**GIVEN REQUEST:** Reproduce the records below exactly as given.

>>>>>

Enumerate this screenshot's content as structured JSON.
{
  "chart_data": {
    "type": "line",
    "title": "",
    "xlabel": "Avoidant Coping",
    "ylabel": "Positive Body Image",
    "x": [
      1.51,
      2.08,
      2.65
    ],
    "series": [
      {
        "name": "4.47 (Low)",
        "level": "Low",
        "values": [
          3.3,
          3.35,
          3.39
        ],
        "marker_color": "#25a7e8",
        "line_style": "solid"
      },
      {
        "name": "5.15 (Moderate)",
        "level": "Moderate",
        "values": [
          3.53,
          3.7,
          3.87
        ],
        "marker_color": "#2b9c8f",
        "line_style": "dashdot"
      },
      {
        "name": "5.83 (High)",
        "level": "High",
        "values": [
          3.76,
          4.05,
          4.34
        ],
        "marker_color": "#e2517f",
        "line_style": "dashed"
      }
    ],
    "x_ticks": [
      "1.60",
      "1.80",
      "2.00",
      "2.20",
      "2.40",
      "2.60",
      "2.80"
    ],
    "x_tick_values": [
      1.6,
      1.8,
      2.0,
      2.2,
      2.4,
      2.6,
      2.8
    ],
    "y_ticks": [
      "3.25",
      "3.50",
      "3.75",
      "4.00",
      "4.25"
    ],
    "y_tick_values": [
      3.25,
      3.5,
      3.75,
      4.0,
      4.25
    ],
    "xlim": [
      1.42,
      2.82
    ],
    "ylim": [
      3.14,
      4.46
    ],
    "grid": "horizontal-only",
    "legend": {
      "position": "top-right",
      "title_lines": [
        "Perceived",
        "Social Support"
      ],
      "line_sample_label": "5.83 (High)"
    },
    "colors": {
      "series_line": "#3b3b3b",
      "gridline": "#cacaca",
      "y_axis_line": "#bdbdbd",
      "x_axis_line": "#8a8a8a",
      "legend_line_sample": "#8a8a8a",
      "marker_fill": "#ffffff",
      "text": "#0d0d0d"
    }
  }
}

<<<<<

**ANSWER TO THIS EXERCISE:**
Enumerate this screenshot's content as structured JSON.
{
  "chart_data": {
    "type": "line",
    "title": "",
    "xlabel": "Avoidant Coping",
    "ylabel": "Positive Body Image",
    "x": [
      1.51,
      2.08,
      2.65
    ],
    "series": [
      {
        "name": "4.47 (Low)",
        "level": "Low",
        "values": [
          3.3,
          3.35,
          3.39
        ],
        "marker_color": "#25a7e8",
        "line_style": "solid"
      },
      {
        "name": "5.15 (Moderate)",
        "level": "Moderate",
        "values": [
          3.53,
          3.7,
          3.87
        ],
        "marker_color": "#2b9c8f",
        "line_style": "dashdot"
      },
      {
        "name": "5.83 (High)",
        "level": "High",
        "values": [
          3.76,
          4.05,
          4.34
        ],
        "marker_color": "#e2517f",
        "line_style": "dashed"
      }
    ],
    "x_ticks": [
      "1.60",
      "1.80",
      "2.00",
      "2.20",
      "2.40",
      "2.60",
      "2.80"
    ],
    "x_tick_values": [
      1.6,
      1.8,
      2.0,
      2.2,
      2.4,
      2.6,
      2.8
    ],
    "y_ticks": [
      "3.25",
      "3.50",
      "3.75",
      "4.00",
      "4.25"
    ],
    "y_tick_values": [
      3.25,
      3.5,
      3.75,
      4.0,
      4.25
    ],
    "xlim": [
      1.42,
      2.82
    ],
    "ylim": [
      3.14,
      4.46
    ],
    "grid": "horizontal-only",
    "legend": {
      "position": "top-right",
      "title_lines": [
        "Perceived",
        "Social Support"
      ],
      "line_sample_label": "5.83 (High)"
    },
    "colors": {
      "series_line": "#3b3b3b",
      "gridline": "#cacaca",
      "y_axis_line": "#bdbdbd",
      "x_axis_line": "#8a8a8a",
      "legend_line_sample": "#8a8a8a",
      "marker_fill": "#ffffff",
      "text": "#0d0d0d"
    }
  }
}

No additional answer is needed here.